■ TASK REQUIREMENTS:
Find each line with the word "text" and state how many there are, nothing more.

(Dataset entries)
>>>

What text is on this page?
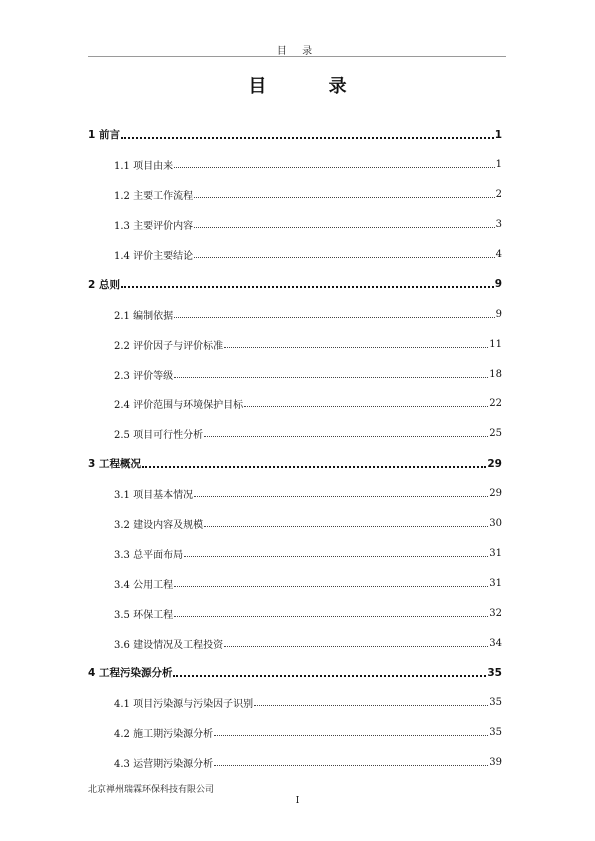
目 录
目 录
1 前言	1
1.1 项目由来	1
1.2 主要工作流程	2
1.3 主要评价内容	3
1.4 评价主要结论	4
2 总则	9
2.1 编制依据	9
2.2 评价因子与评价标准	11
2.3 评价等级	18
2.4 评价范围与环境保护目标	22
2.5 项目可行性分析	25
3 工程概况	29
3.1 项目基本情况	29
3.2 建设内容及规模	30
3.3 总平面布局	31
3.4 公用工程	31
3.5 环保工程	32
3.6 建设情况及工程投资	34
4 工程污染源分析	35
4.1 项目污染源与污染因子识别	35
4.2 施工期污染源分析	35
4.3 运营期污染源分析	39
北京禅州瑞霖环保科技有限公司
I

<<<
>>>

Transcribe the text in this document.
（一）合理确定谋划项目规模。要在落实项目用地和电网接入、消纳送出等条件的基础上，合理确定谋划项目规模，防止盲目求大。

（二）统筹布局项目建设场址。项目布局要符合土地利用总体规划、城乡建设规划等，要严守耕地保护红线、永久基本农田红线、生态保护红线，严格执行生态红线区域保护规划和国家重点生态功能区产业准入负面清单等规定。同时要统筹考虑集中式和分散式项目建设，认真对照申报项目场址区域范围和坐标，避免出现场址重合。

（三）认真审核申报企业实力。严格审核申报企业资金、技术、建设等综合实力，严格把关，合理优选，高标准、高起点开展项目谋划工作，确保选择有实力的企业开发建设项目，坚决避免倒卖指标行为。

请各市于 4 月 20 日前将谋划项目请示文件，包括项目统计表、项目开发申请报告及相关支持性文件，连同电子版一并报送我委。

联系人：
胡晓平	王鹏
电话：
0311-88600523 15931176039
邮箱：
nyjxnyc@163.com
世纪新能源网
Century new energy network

<<<

■ ANSWER TO THE PROBLEM:
2